Problem to work on ▸ Extract the records below word for word and ignore the images.

# start of Supplied material

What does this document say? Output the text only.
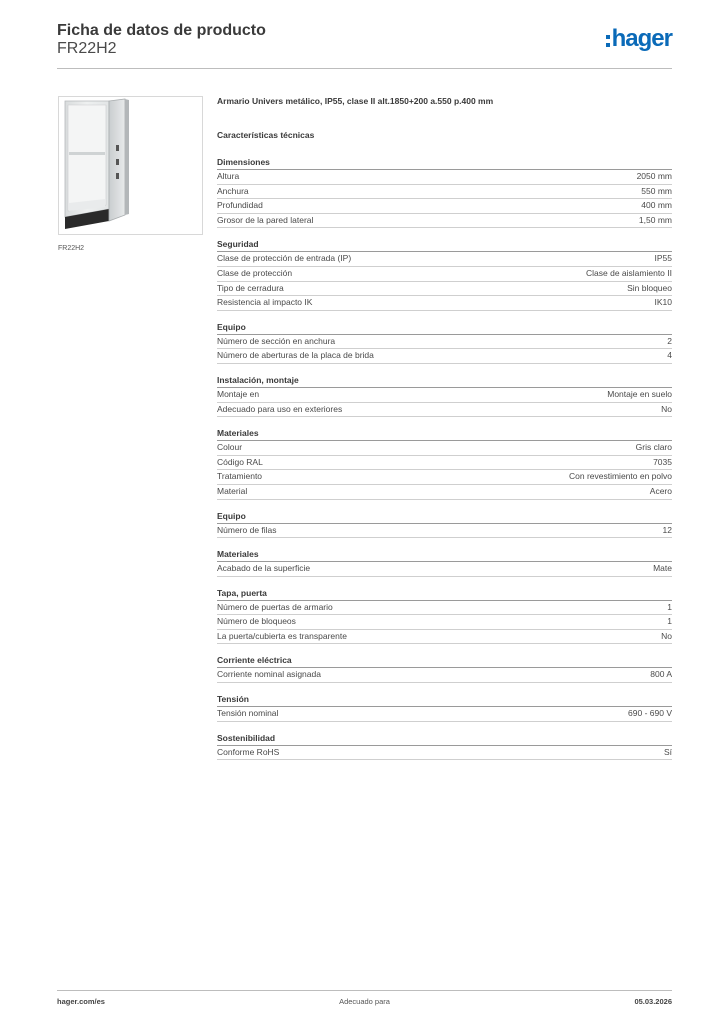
Ficha de datos de producto
FR22H2	hager
FR22H2
Armario Univers metálico, IP55, clase II alt.1850+200 a.550 p.400 mm
Características técnicas
Dimensiones
Altura	2050 mm
Anchura	550 mm
Profundidad	400 mm
Grosor de la pared lateral	1,50 mm
Seguridad
Clase de protección de entrada (IP)	IP55
Clase de protección	Clase de aislamiento II
Tipo de cerradura	Sin bloqueo
Resistencia al impacto IK	IK10
Equipo
Número de sección en anchura	2
Número de aberturas de la placa de brida	4
Instalación, montaje
Montaje en	Montaje en suelo
Adecuado para uso en exteriores	No
Materiales
Colour	Gris claro
Código RAL	7035
Tratamiento	Con revestimiento en polvo
Material	Acero
Equipo
Número de filas	12
Materiales
Acabado de la superficie	Mate
Tapa, puerta
Número de puertas de armario	1
Número de bloqueos	1
La puerta/cubierta es transparente	No
Corriente eléctrica
Corriente nominal asignada	800 A
Tensión
Tensión nominal	690 - 690 V
Sostenibilidad
Conforme RoHS	Sí
hager.com/es	Adecuado para	05.03.2026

# end of Supplied material

Response to this exercise ▸
What does this document say? Output the text only.
Ficha de datos de producto
FR22H2	hager
FR22H2
Armario Univers metálico, IP55, clase II alt.1850+200 a.550 p.400 mm
Características técnicas
Dimensiones
Altura	2050 mm
Anchura	550 mm
Profundidad	400 mm
Grosor de la pared lateral	1,50 mm
Seguridad
Clase de protección de entrada (IP)	IP55
Clase de protección	Clase de aislamiento II
Tipo de cerradura	Sin bloqueo
Resistencia al impacto IK	IK10
Equipo
Número de sección en anchura	2
Número de aberturas de la placa de brida	4
Instalación, montaje
Montaje en	Montaje en suelo
Adecuado para uso en exteriores	No
Materiales
Colour	Gris claro
Código RAL	7035
Tratamiento	Con revestimiento en polvo
Material	Acero
Equipo
Número de filas	12
Materiales
Acabado de la superficie	Mate
Tapa, puerta
Número de puertas de armario	1
Número de bloqueos	1
La puerta/cubierta es transparente	No
Corriente eléctrica
Corriente nominal asignada	800 A
Tensión
Tensión nominal	690 - 690 V
Sostenibilidad
Conforme RoHS	Sí
hager.com/es	Adecuado para	05.03.2026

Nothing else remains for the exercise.